Start of DATA EXTRACT

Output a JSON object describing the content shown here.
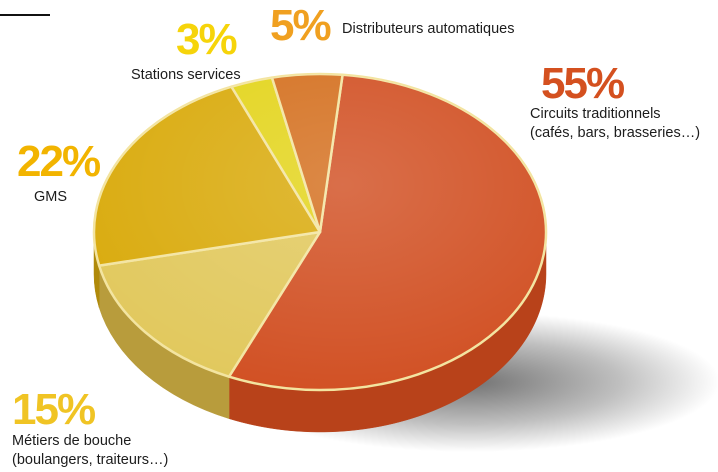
{
  "chart_data": {
    "type": "pie",
    "title": "",
    "slices": [
      {
        "percent_label": "55%",
        "value": 55,
        "label": "Circuits traditionnels",
        "sublabel": "(cafés, bars, brasseries…)",
        "color": "#d14f22",
        "side_color": "#b8421a",
        "label_color": "#d4501f"
      },
      {
        "percent_label": "15%",
        "value": 15,
        "label": "Métiers de bouche",
        "sublabel": "(boulangers, traiteurs…)",
        "color": "#e1c85c",
        "side_color": "#b89c3c",
        "label_color": "#f0c424"
      },
      {
        "percent_label": "22%",
        "value": 22,
        "label": "GMS",
        "sublabel": "",
        "color": "#d9aa0b",
        "side_color": "#b08a0a",
        "label_color": "#f2b400"
      },
      {
        "percent_label": "3%",
        "value": 3,
        "label": "Stations services",
        "sublabel": "",
        "color": "#e3d41a",
        "side_color": "#bfae10",
        "label_color": "#f6d40a"
      },
      {
        "percent_label": "5%",
        "value": 5,
        "label": "Distributeurs automatiques",
        "sublabel": "",
        "color": "#d46f1e",
        "side_color": "#b05c18",
        "label_color": "#f0a020"
      }
    ]
  }
}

End of DATA EXTRACT

__PROBLEM__. Work through the records line by line and tally those holding "value". Reply with the number alone.

__WRITTEN SOLUTION__. 5